- PAGE EXCERPT:
Humans are, by most biological measures, the most successful species our planet has seen. We have managed to survive in nearly every climate our planet has offered (so far), and the rate of our population expansion exceeds that of any other known organism. Ten thousand years ago, humans plus their pets and livestock accounted for about 0.1% of the terrestrial vertebrate biomass inhabiting the earth; we now account for 98%. Our success owes in large part to our cognitive capacity, the ability of our brains to flexibly handle information. But our brains evolved in a much simpler world with far less information coming at us. Today, our attentional filters easily become overwhelmed. Successful people— or people who can afford it— employ layers of people whose job it is to narrow the attentional filter. That is, corporate heads, political leaders, spoiled movie stars, and others whose time and attention are especially valuable have a staff of people around them who are effectively extensions of their own brains, replicating and refining the functions of the prefrontal cortex’s attentional filter...

The human brain has evolved to hide from us those things we are not paying attention to. In other words, we often have a cognitive blind spot: We don’t know what we’re missing because our brain can completely ignore things that are not its priority at the moment— even if they are right in front of our eyes.
Due to the attentional filter, we end up experiencing a great deal of the world on autopilot, not registering the complexities , nuances, and often the beauty of what is right in front of us. A great number of failures of attention occur because we are not using these two principles to our advantage.

A critical point that bears repeating is that attention is a limited-capacity resource— there are definite limits to the number of things we can attend to at once...
Levitin, Daniel J. (2014-08-19). The Organized Mind: Thinking Straight in the Age of Information Overload (pp. 6-11). Penguin Group US. Kindle Edition.
Indeed. Yet another fine read. The implications of cognitive burden, attentional competition, technological automation. Health IT undeniably has much room for improvement to be a consistently integrated process component of astute clinical care.

- DATA RECORDS:
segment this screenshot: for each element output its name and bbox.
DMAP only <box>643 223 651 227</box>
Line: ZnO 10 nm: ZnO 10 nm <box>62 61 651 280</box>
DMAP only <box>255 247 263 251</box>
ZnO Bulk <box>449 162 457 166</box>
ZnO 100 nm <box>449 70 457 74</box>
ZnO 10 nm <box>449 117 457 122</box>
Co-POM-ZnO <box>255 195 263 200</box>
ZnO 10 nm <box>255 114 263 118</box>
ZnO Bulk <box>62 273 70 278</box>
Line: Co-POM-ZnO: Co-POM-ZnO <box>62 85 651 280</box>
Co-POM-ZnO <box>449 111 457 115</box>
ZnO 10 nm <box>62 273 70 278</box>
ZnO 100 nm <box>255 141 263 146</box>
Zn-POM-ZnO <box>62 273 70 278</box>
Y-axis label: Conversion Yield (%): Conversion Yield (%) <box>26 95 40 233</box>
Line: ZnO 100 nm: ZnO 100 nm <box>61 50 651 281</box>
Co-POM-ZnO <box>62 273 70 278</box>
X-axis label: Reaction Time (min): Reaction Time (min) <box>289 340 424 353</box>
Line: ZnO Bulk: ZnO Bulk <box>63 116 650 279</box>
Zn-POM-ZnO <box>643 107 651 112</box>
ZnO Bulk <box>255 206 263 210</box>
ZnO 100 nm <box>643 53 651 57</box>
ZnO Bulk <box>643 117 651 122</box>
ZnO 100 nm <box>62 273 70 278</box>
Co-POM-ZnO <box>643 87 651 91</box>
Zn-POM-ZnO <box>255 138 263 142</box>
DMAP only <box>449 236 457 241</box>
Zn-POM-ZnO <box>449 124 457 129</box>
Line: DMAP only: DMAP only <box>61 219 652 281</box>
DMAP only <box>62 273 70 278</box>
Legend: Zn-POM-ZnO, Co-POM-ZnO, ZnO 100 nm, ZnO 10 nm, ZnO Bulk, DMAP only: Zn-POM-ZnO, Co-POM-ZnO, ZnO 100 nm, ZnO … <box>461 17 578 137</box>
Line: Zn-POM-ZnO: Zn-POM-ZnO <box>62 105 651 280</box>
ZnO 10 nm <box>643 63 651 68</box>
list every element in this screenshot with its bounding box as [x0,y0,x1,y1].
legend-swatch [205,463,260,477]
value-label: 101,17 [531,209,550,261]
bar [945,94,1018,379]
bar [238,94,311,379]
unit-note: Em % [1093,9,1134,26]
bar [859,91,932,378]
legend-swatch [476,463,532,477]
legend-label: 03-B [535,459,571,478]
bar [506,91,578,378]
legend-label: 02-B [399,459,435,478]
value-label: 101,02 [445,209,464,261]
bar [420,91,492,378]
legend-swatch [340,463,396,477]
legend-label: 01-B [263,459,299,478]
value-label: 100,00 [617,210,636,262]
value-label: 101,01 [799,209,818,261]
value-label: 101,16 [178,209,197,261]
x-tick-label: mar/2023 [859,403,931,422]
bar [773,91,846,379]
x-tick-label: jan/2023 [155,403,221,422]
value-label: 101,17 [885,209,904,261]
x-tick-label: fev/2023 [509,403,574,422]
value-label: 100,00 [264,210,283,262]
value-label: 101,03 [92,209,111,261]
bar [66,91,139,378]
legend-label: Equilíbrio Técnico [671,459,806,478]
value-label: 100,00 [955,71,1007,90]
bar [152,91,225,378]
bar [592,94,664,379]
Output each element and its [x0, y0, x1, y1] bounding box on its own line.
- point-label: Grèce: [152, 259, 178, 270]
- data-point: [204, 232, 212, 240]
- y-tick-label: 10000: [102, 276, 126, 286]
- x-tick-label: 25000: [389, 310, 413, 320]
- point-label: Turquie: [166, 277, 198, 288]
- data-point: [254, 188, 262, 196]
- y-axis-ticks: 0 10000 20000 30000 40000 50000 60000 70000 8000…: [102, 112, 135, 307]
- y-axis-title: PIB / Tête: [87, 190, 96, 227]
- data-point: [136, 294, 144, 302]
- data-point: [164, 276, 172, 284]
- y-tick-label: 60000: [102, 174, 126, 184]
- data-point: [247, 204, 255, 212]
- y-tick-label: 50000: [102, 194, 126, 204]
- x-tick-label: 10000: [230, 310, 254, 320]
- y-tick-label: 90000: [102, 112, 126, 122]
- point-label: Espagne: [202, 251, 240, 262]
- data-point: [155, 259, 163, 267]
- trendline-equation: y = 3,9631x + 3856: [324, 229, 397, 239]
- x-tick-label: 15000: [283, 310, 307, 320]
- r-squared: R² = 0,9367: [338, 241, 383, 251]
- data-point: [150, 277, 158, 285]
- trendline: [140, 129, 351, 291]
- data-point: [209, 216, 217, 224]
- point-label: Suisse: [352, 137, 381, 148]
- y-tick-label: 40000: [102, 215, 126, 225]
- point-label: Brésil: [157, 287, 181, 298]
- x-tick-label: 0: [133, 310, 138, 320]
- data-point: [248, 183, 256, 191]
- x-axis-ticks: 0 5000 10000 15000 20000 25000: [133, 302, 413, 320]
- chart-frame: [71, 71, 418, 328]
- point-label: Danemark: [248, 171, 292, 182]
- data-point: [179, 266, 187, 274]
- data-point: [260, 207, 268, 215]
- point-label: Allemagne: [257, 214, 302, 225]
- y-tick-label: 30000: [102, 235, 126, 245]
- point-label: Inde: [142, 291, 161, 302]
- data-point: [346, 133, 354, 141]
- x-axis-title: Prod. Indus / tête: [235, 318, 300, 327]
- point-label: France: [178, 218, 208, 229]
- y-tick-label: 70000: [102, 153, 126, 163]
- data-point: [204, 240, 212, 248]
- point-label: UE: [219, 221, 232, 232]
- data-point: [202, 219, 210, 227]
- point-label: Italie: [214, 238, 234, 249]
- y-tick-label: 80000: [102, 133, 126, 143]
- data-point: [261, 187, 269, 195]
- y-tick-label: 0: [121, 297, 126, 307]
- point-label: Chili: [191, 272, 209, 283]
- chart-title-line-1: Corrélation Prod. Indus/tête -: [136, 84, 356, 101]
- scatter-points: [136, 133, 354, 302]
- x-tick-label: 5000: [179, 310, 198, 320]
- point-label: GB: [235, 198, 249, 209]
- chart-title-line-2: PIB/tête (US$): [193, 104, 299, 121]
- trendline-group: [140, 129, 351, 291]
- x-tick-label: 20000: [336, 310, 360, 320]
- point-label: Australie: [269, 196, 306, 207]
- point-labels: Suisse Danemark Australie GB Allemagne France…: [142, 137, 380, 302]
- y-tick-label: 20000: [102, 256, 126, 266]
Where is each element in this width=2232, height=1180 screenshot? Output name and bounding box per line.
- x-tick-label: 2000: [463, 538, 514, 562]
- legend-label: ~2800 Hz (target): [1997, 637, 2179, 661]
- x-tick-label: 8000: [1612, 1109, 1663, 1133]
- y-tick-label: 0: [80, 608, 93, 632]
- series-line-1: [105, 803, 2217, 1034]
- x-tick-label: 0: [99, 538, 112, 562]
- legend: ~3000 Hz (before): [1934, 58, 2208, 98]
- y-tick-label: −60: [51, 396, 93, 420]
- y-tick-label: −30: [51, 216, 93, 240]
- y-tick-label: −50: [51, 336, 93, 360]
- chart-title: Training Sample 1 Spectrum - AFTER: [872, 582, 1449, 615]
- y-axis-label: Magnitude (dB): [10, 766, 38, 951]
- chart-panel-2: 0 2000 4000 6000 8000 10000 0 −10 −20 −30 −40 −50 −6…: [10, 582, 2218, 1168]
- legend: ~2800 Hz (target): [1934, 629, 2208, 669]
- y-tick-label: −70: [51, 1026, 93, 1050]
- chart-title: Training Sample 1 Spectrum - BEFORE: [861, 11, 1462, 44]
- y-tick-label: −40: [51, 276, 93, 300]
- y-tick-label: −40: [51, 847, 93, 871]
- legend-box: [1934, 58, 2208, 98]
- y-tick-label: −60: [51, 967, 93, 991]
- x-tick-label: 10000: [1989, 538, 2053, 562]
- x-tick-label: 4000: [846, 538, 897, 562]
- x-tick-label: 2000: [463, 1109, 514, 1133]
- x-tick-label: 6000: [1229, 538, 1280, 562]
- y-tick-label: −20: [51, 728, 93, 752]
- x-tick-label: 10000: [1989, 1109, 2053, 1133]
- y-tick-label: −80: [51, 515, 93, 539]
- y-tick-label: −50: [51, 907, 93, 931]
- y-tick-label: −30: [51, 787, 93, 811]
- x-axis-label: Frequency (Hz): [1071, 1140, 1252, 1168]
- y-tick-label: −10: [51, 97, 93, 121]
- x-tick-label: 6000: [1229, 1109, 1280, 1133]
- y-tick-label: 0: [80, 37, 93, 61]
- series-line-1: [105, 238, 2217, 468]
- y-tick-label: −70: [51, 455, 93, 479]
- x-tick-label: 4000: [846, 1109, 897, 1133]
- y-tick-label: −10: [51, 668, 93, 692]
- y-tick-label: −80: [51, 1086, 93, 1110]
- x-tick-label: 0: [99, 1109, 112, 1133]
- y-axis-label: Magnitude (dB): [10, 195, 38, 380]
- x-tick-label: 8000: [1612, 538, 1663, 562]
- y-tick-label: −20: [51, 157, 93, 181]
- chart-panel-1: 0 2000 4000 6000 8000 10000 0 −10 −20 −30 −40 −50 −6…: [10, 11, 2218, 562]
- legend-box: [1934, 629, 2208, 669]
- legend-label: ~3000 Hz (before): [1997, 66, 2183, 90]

- REQUIREMENT: Please copy the part of the attention excerpt that opens with the words containing "A critical point" and closes with "to at once...". The lines are material of their own, unrelated to the attention excerpt.

- EXPECTED ANSWER:
A critical point that bears repeating is that attention is a limited-capacity resource— there are definite limits to the number of things we can attend to at once...